EXERCISE INSTRUCTIONS: Return a copy of each line that holds the string "TradingView".

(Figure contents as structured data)
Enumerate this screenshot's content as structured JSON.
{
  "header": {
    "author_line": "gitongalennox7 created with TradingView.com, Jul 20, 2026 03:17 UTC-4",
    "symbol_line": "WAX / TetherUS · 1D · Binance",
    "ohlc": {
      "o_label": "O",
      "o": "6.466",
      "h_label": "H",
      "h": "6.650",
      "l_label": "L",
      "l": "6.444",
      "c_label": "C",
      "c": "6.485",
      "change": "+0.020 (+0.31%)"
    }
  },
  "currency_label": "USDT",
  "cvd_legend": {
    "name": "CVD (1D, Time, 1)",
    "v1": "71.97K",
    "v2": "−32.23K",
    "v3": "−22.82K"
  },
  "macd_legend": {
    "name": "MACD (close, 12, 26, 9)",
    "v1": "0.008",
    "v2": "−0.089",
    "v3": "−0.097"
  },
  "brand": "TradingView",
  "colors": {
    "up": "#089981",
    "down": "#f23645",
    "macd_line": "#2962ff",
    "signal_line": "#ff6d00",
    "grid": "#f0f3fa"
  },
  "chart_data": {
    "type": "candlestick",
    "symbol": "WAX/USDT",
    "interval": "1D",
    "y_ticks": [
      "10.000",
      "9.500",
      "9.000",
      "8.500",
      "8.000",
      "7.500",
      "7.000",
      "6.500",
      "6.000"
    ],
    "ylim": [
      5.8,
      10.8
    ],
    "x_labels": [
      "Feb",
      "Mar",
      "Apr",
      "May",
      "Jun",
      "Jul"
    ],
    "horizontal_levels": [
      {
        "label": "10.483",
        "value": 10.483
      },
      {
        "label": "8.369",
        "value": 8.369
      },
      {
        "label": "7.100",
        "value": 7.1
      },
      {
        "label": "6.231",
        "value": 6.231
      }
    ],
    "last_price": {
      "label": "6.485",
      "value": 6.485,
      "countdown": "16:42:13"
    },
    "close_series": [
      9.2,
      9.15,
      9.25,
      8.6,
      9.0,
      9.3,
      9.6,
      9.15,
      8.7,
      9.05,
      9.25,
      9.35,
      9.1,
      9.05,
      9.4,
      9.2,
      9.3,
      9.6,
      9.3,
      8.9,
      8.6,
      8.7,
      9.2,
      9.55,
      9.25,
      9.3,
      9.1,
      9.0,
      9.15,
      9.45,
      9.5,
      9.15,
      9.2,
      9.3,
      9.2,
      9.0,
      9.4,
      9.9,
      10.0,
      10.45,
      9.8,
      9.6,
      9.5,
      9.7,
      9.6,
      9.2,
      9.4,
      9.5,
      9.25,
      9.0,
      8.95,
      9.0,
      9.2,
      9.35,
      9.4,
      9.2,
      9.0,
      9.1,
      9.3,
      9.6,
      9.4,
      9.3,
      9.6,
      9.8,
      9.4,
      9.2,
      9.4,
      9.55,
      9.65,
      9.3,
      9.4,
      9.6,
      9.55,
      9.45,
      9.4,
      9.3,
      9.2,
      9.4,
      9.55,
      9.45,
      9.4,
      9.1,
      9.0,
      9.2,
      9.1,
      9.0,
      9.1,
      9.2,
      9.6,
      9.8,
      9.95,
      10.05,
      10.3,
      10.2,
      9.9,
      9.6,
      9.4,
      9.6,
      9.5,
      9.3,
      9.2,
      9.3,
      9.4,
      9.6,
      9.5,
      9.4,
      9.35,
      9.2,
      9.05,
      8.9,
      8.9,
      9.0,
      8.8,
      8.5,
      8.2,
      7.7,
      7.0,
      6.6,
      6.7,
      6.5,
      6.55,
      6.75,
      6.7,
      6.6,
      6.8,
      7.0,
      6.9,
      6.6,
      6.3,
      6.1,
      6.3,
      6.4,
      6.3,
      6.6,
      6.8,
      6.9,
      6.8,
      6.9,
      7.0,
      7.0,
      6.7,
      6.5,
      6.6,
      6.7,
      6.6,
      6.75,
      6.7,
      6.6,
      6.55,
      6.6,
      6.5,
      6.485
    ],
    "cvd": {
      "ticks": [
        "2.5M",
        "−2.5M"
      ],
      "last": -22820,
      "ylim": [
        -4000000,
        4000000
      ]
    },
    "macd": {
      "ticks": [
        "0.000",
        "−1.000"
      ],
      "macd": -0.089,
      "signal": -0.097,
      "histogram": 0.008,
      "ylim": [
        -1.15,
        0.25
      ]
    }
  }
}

COMPLETE ANSWER:
    "author_line": "gitongalennox7 created with TradingView.com, Jul 20, 2026 03:17 UTC-4",
  "brand": "TradingView",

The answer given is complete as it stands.